__WRITTEN EXERCISE__
Scan the listing below. Report each line that includes "title".

__RECORDED DATA__
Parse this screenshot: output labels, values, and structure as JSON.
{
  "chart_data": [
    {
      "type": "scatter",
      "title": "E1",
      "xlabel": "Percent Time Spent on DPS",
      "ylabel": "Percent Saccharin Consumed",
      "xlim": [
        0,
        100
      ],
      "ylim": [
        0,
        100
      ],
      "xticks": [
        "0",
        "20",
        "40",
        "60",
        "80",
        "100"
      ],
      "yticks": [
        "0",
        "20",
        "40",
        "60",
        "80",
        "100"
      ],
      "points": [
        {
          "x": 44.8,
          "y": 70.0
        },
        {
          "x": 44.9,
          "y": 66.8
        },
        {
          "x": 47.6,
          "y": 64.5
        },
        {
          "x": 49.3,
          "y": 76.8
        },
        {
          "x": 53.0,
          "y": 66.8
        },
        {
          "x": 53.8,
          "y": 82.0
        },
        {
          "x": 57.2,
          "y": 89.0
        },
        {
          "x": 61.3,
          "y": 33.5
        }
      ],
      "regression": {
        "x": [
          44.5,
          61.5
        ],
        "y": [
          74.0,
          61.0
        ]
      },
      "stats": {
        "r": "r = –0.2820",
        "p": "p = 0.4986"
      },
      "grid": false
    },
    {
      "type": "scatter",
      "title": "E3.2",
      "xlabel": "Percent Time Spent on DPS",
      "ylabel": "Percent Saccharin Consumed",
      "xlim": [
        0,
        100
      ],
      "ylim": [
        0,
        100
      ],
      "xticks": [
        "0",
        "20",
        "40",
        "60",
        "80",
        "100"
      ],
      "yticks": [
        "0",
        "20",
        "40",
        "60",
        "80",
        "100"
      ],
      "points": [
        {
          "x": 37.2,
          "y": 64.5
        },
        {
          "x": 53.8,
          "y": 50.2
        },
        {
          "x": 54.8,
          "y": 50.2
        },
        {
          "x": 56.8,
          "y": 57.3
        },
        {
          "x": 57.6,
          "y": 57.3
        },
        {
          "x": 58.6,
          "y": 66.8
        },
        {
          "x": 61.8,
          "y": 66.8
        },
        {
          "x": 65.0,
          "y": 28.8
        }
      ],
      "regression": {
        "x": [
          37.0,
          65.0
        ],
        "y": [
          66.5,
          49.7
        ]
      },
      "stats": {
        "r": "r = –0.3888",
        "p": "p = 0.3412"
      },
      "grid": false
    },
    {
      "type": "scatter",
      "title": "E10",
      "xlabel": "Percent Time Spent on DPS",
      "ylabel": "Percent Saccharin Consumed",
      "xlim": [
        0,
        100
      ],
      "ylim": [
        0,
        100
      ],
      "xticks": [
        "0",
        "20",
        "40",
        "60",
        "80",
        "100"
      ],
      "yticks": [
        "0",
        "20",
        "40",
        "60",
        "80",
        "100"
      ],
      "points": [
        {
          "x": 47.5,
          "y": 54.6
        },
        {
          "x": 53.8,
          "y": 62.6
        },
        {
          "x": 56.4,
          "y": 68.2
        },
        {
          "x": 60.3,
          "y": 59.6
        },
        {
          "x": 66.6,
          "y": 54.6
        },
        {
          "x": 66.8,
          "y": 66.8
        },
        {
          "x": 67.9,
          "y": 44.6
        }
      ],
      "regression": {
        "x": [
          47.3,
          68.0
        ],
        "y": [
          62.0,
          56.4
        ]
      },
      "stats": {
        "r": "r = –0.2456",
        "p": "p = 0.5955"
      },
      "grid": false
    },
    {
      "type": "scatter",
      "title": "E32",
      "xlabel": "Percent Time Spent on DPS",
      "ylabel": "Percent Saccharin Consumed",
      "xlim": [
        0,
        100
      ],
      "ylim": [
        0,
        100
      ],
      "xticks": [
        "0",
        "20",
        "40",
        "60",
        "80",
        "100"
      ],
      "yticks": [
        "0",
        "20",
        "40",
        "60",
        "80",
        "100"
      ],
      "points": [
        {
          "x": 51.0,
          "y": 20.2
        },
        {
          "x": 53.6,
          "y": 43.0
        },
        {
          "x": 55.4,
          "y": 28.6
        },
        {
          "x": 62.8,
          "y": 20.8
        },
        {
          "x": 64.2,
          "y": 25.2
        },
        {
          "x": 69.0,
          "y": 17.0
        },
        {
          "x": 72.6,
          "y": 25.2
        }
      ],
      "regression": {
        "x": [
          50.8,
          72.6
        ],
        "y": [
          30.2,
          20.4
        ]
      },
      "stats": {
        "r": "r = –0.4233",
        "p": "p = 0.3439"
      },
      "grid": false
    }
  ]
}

__OUTPUT OF THE EXERCISE__
      "title": "E1",
      "title": "E3.2",
      "title": "E10",
      "title": "E32",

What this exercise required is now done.